**PROBLEM DETAILS**
Repeat every line of the data exactly, but not the pictures.

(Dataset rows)
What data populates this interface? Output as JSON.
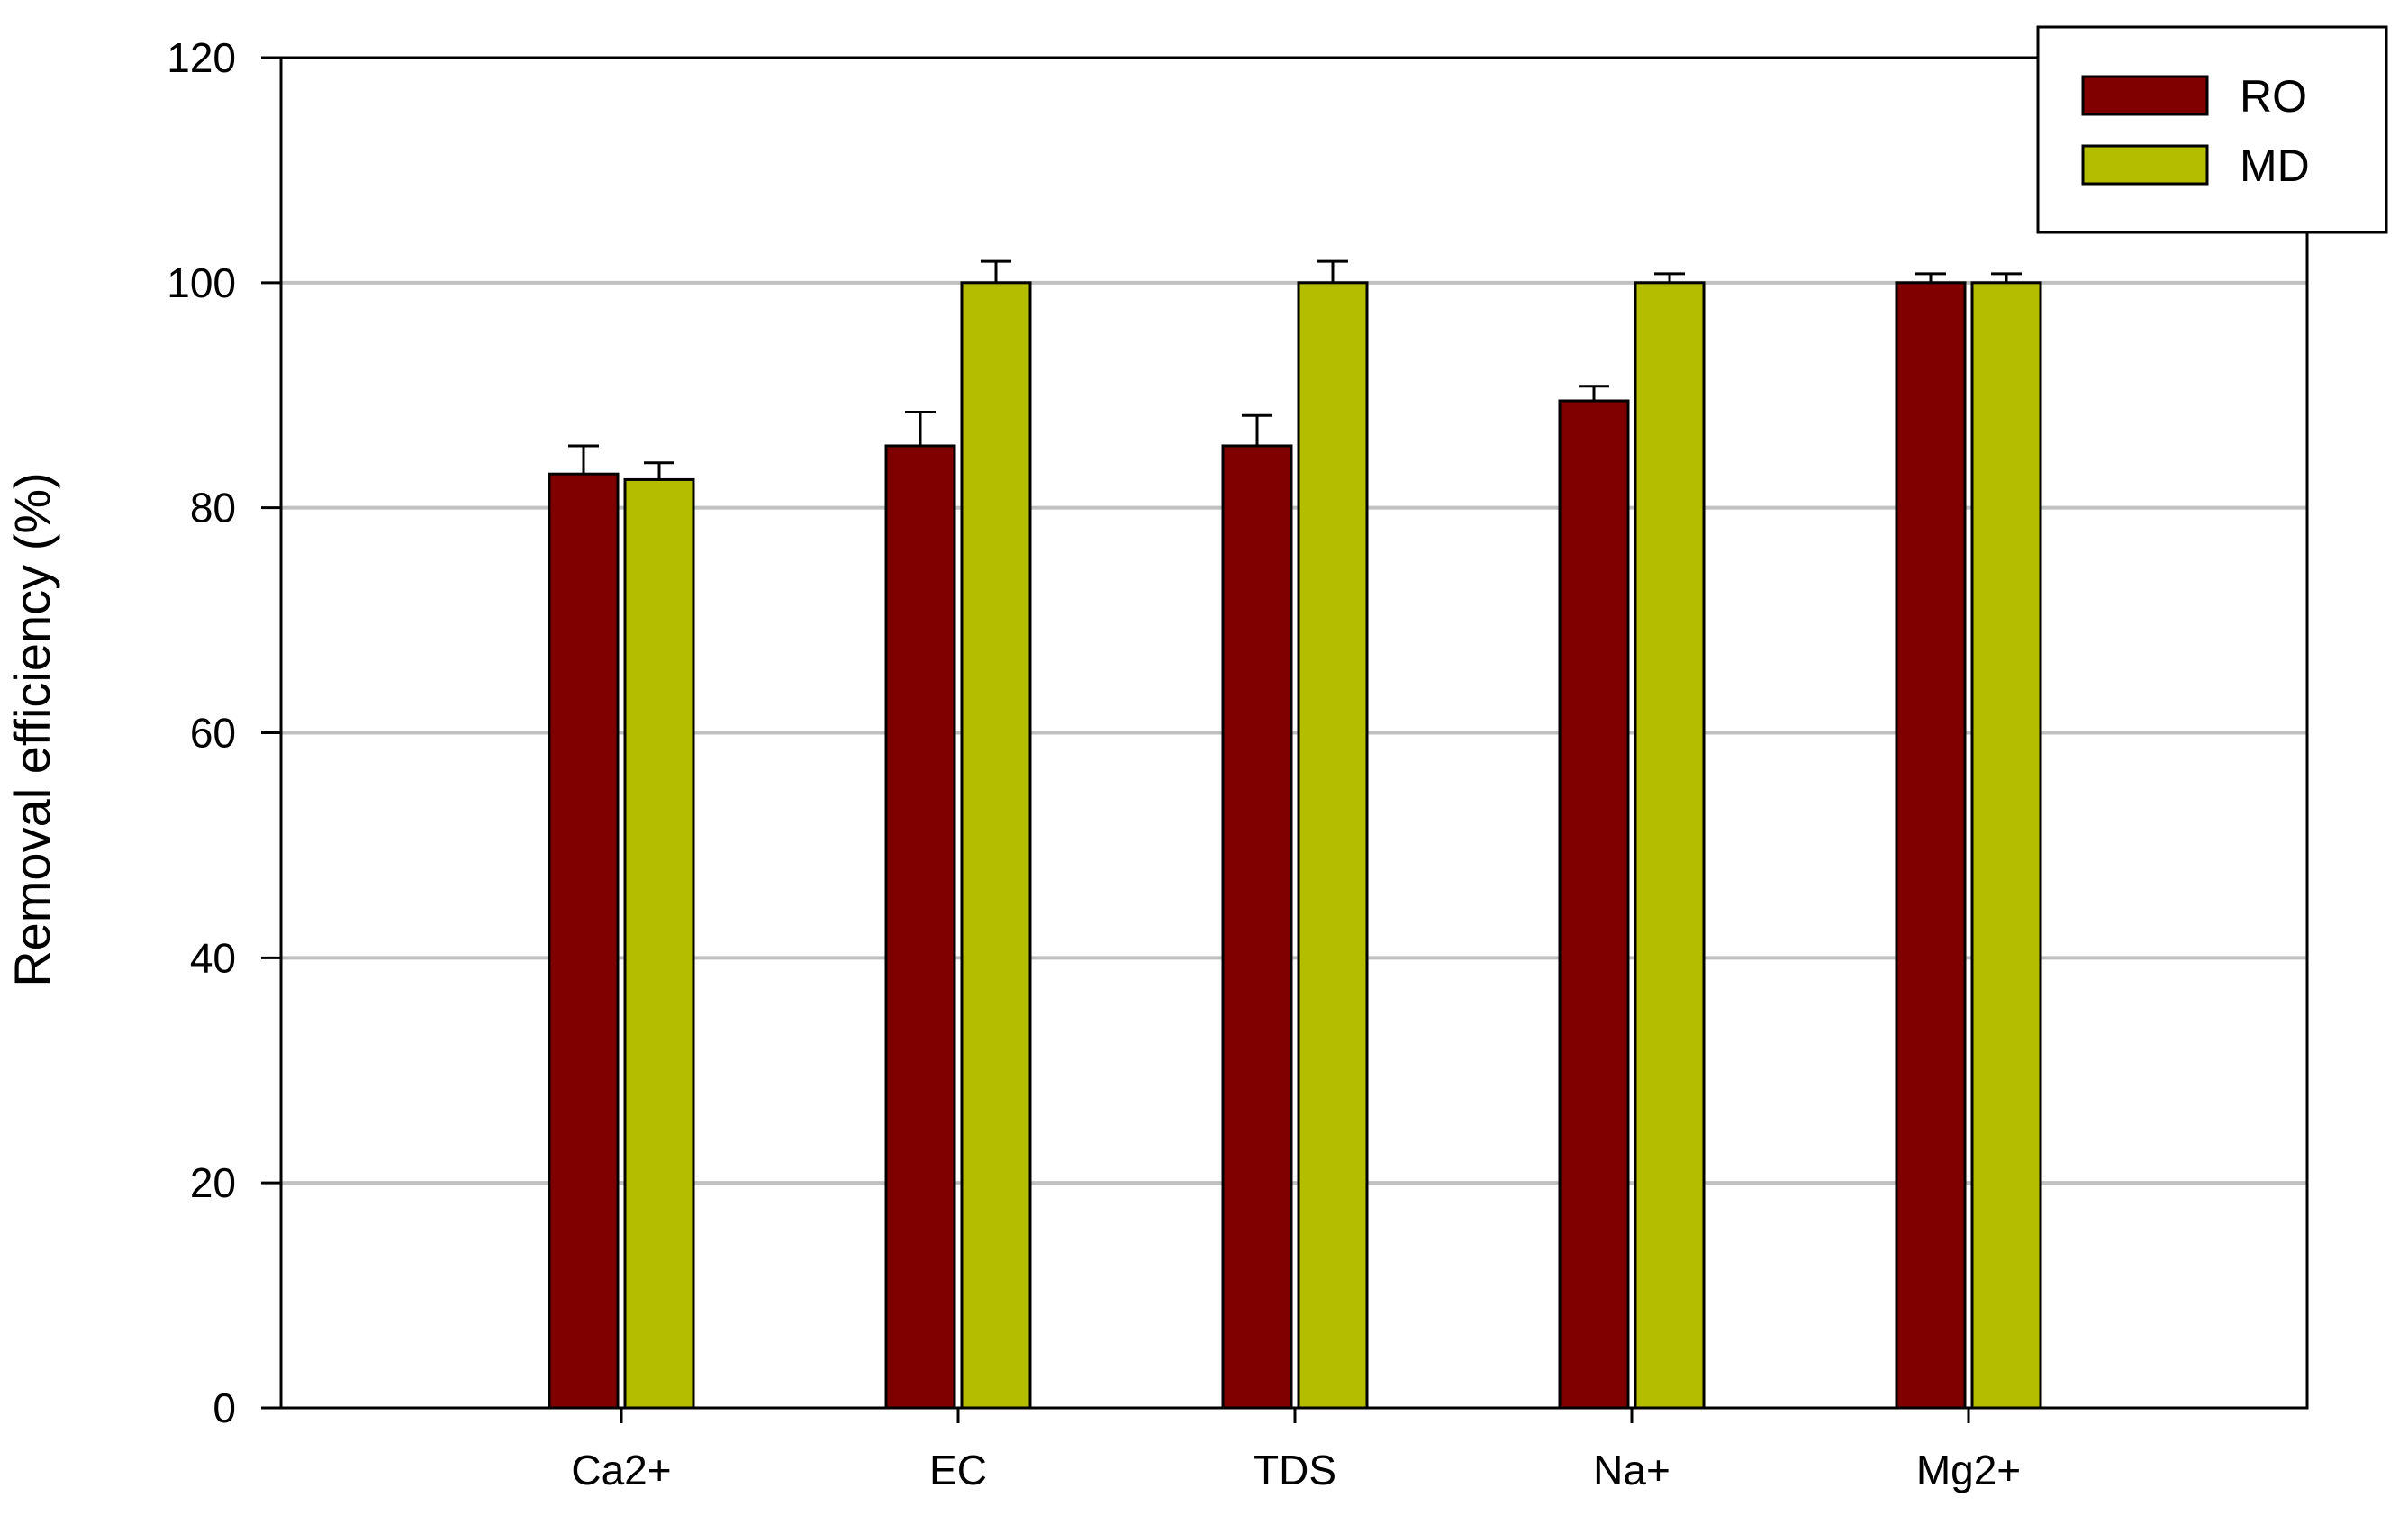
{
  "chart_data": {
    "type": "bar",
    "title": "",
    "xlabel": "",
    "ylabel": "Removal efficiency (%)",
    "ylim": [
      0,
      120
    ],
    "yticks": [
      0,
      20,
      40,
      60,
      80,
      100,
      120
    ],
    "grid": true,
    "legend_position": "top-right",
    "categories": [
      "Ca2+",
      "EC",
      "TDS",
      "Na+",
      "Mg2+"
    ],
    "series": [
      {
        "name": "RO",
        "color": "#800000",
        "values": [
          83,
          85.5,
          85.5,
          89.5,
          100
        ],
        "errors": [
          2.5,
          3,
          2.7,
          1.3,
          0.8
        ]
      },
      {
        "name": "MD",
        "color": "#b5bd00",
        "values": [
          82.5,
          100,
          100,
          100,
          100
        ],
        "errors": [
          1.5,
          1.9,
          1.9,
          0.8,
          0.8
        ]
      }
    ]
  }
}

**FINAL RESULT**
What data populates this interface? Output as JSON.
{
  "chart_data": {
    "type": "bar",
    "title": "",
    "xlabel": "",
    "ylabel": "Removal efficiency (%)",
    "ylim": [
      0,
      120
    ],
    "yticks": [
      0,
      20,
      40,
      60,
      80,
      100,
      120
    ],
    "grid": true,
    "legend_position": "top-right",
    "categories": [
      "Ca2+",
      "EC",
      "TDS",
      "Na+",
      "Mg2+"
    ],
    "series": [
      {
        "name": "RO",
        "color": "#800000",
        "values": [
          83,
          85.5,
          85.5,
          89.5,
          100
        ],
        "errors": [
          2.5,
          3,
          2.7,
          1.3,
          0.8
        ]
      },
      {
        "name": "MD",
        "color": "#b5bd00",
        "values": [
          82.5,
          100,
          100,
          100,
          100
        ],
        "errors": [
          1.5,
          1.9,
          1.9,
          0.8,
          0.8
        ]
      }
    ]
  }
}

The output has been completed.